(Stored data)
* * * *

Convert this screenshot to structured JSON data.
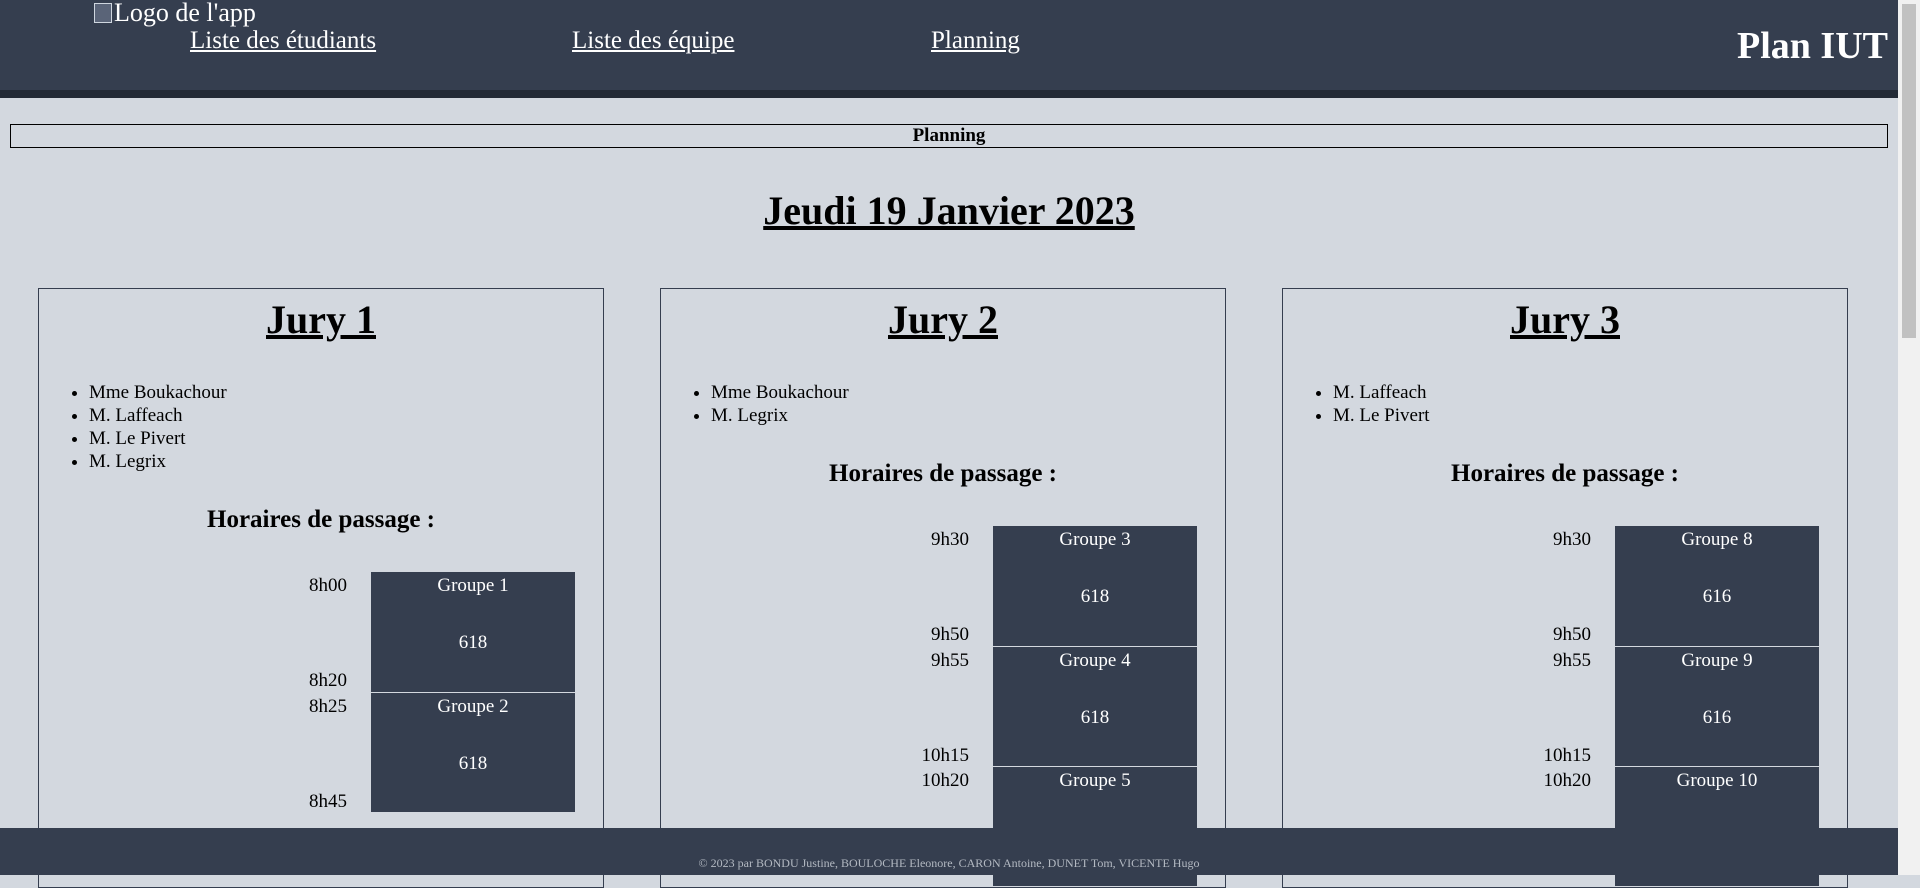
{
  "header": {
    "logo_alt": "Logo de l'app",
    "nav": [
      "Liste des étudiants",
      "Liste des équipe",
      "Planning"
    ],
    "brand": "Plan IUT"
  },
  "section_title": "Planning",
  "date_title": "Jeudi 19 Janvier 2023",
  "juries": [
    {
      "title": "Jury 1",
      "members": [
        "Mme Boukachour",
        "M. Laffeach",
        "M. Le Pivert",
        "M. Legrix"
      ],
      "horaires_label": "Horaires de passage :",
      "slots": [
        {
          "start": "8h00",
          "end": "8h20",
          "group": "Groupe 1",
          "room": "618"
        },
        {
          "start": "8h25",
          "end": "8h45",
          "group": "Groupe 2",
          "room": "618"
        }
      ]
    },
    {
      "title": "Jury 2",
      "members": [
        "Mme Boukachour",
        "M. Legrix"
      ],
      "horaires_label": "Horaires de passage :",
      "slots": [
        {
          "start": "9h30",
          "end": "9h50",
          "group": "Groupe 3",
          "room": "618"
        },
        {
          "start": "9h55",
          "end": "10h15",
          "group": "Groupe 4",
          "room": "618"
        },
        {
          "start": "10h20",
          "end": "",
          "group": "Groupe 5",
          "room": ""
        }
      ]
    },
    {
      "title": "Jury 3",
      "members": [
        "M. Laffeach",
        "M. Le Pivert"
      ],
      "horaires_label": "Horaires de passage :",
      "slots": [
        {
          "start": "9h30",
          "end": "9h50",
          "group": "Groupe 8",
          "room": "616"
        },
        {
          "start": "9h55",
          "end": "10h15",
          "group": "Groupe 9",
          "room": "616"
        },
        {
          "start": "10h20",
          "end": "",
          "group": "Groupe 10",
          "room": ""
        }
      ]
    }
  ],
  "footer": "© 2023 par BONDU Justine, BOULOCHE Eleonore, CARON Antoine, DUNET Tom, VICENTE Hugo"
}
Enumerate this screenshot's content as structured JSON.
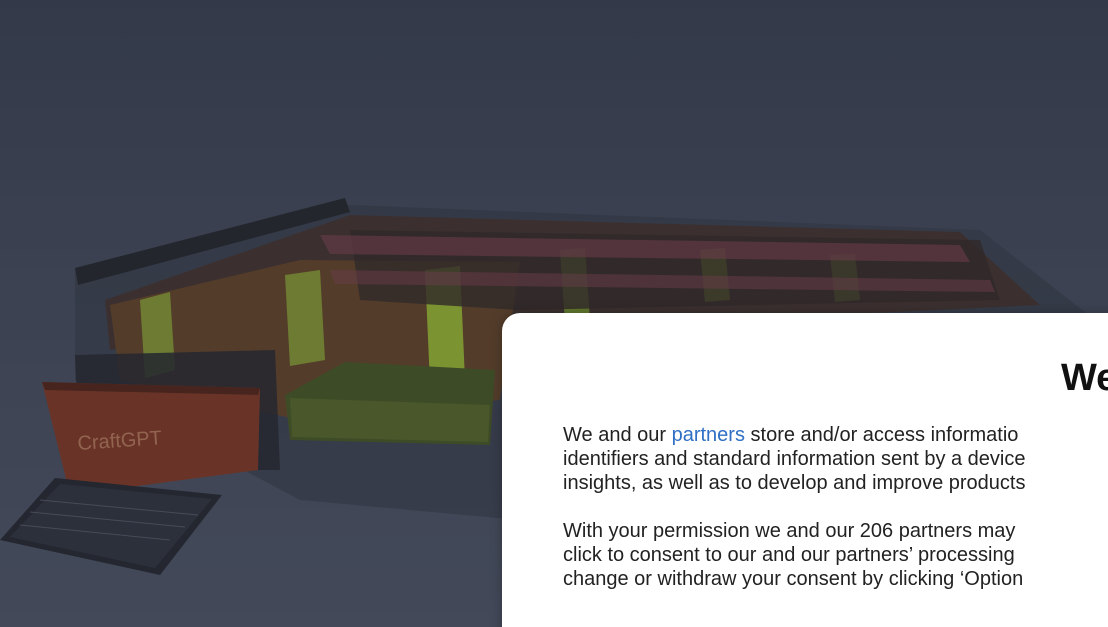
{
  "video": {
    "watermark_logo": "CraftGPT",
    "description_icon": "minecraft-build-scene"
  },
  "consent": {
    "title": "We",
    "paragraph1": {
      "prefix": "We and our ",
      "link": "partners",
      "line1_rest": " store and/or access informatio",
      "line2": "identifiers and standard information sent by a device",
      "line3": "insights, as well as to develop and improve products"
    },
    "paragraph2": {
      "line1": "With your permission we and our 206 partners may",
      "line2": "click to consent to our and our partners’ processing",
      "line3": "change or withdraw your consent by clicking ‘Option"
    }
  },
  "colors": {
    "link": "#2f6fc4",
    "dialog_bg": "#ffffff",
    "backdrop": "#4a5060"
  }
}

* * * *

-- DIRECTION --
Using the listing above, pick out each line that contains the word "Liste", then copy it.

-- EXPECTED ANSWER --
      "Liste des étudiants",
      "Liste des équipe",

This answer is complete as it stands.